- **Exercise prompt**
Whenever a line below holds the word "khoản", copy that line.

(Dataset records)
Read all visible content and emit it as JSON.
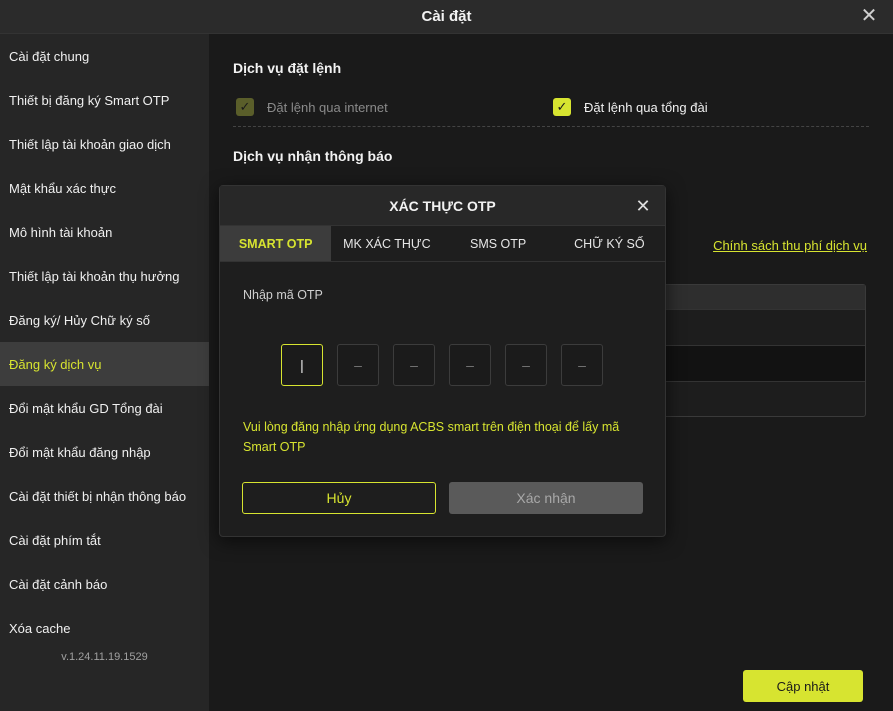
{
  "window": {
    "title": "Cài đặt"
  },
  "sidebar": {
    "items": [
      {
        "label": "Cài đặt chung"
      },
      {
        "label": "Thiết bị đăng ký Smart OTP"
      },
      {
        "label": "Thiết lập tài khoản giao dịch"
      },
      {
        "label": "Mật khẩu xác thực"
      },
      {
        "label": "Mô hình tài khoản"
      },
      {
        "label": "Thiết lập tài khoản thụ hưởng"
      },
      {
        "label": "Đăng ký/ Hủy Chữ ký số"
      },
      {
        "label": "Đăng ký dịch vụ"
      },
      {
        "label": "Đổi mật khẩu GD Tổng đài"
      },
      {
        "label": "Đổi mật khẩu đăng nhập"
      },
      {
        "label": "Cài đặt thiết bị nhận thông báo"
      },
      {
        "label": "Cài đặt phím tắt"
      },
      {
        "label": "Cài đặt cảnh báo"
      },
      {
        "label": "Xóa cache"
      }
    ],
    "active_index": 7,
    "version": "v.1.24.11.19.1529"
  },
  "main": {
    "order_service_title": "Dịch vụ đặt lệnh",
    "order_options": [
      {
        "label": "Đặt lệnh qua internet",
        "checked": true,
        "disabled": true
      },
      {
        "label": "Đặt lệnh qua tổng đài",
        "checked": true,
        "disabled": false
      }
    ],
    "notify_service_title": "Dịch vụ nhận thông báo",
    "policy_link": "Chính sách thu phí dịch vụ",
    "update_button": "Cập nhật"
  },
  "modal": {
    "title": "XÁC THỰC OTP",
    "tabs": [
      "SMART OTP",
      "MK XÁC THỰC",
      "SMS OTP",
      "CHỮ KÝ SỐ"
    ],
    "active_tab": 0,
    "otp_label": "Nhập mã OTP",
    "otp_digits": [
      "",
      "",
      "",
      "",
      "",
      ""
    ],
    "otp_placeholder": "–",
    "hint": "Vui lòng đăng nhập ứng dụng ACBS smart trên điện thoại để lấy mã Smart OTP",
    "cancel_button": "Hủy",
    "confirm_button": "Xác nhận"
  },
  "colors": {
    "accent": "#d7e430",
    "background": "#1a1a1a",
    "sidebar": "#262626",
    "active_item": "#3d3d3d"
  }
}
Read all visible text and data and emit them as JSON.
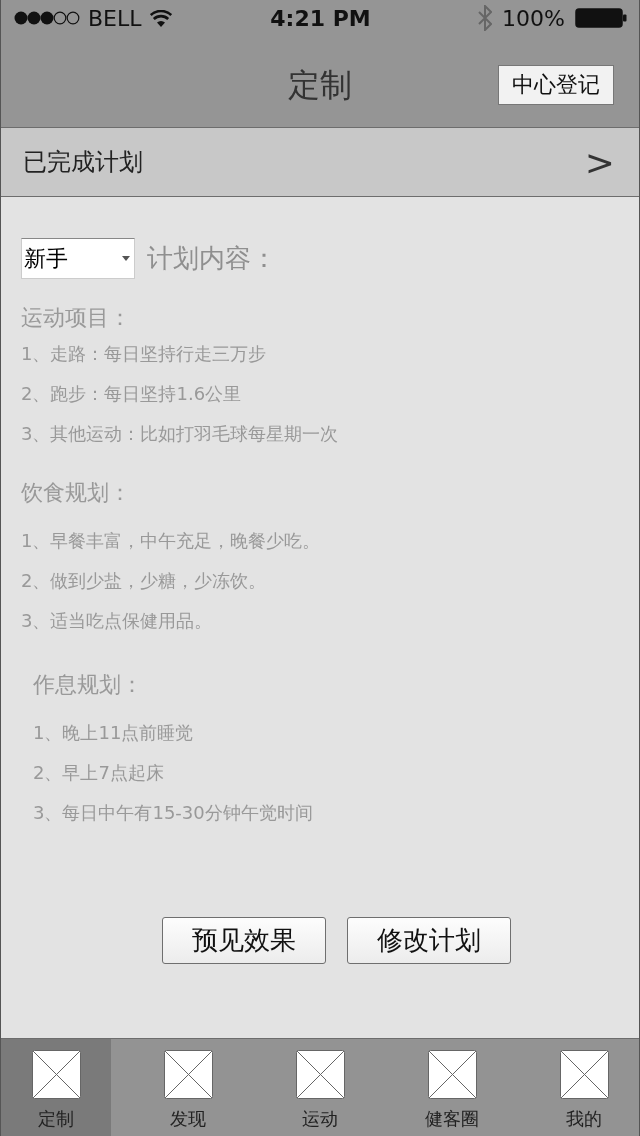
{
  "status_bar": {
    "carrier": "BELL",
    "time": "4:21 PM",
    "battery": "100%"
  },
  "nav_bar": {
    "title": "定制",
    "action": "中心登记"
  },
  "completed_plans_row": {
    "label": "已完成计划",
    "chevron": ">"
  },
  "plan": {
    "level_select": {
      "value": "新手"
    },
    "label": "计划内容："
  },
  "sections": [
    {
      "kind": "flush",
      "heading": "运动项目：",
      "items": [
        "1、走路：每日坚持行走三万步",
        "2、跑步：每日坚持1.6公里",
        "3、其他运动：比如打羽毛球每星期一次"
      ]
    },
    {
      "kind": "flush",
      "heading": "饮食规划：",
      "items": [
        "1、早餐丰富，中午充足，晚餐少吃。",
        "2、做到少盐，少糖，少冻饮。",
        "3、适当吃点保健用品。"
      ]
    },
    {
      "kind": "indented",
      "heading": "作息规划：",
      "items": [
        "1、晚上11点前睡觉",
        "2、早上7点起床",
        "3、每日中午有15-30分钟午觉时间"
      ]
    }
  ],
  "buttons": [
    "预见效果",
    "修改计划"
  ],
  "tab_bar": [
    {
      "label": "定制",
      "selected": true
    },
    {
      "label": "发现",
      "selected": false
    },
    {
      "label": "运动",
      "selected": false
    },
    {
      "label": "健客圈",
      "selected": false
    },
    {
      "label": "我的",
      "selected": false
    }
  ]
}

- **Solution for this task**
        "label": "Thiết lập tài khoản giao dịch"
        "label": "Mô hình tài khoản"
        "label": "Thiết lập tài khoản thụ hưởng"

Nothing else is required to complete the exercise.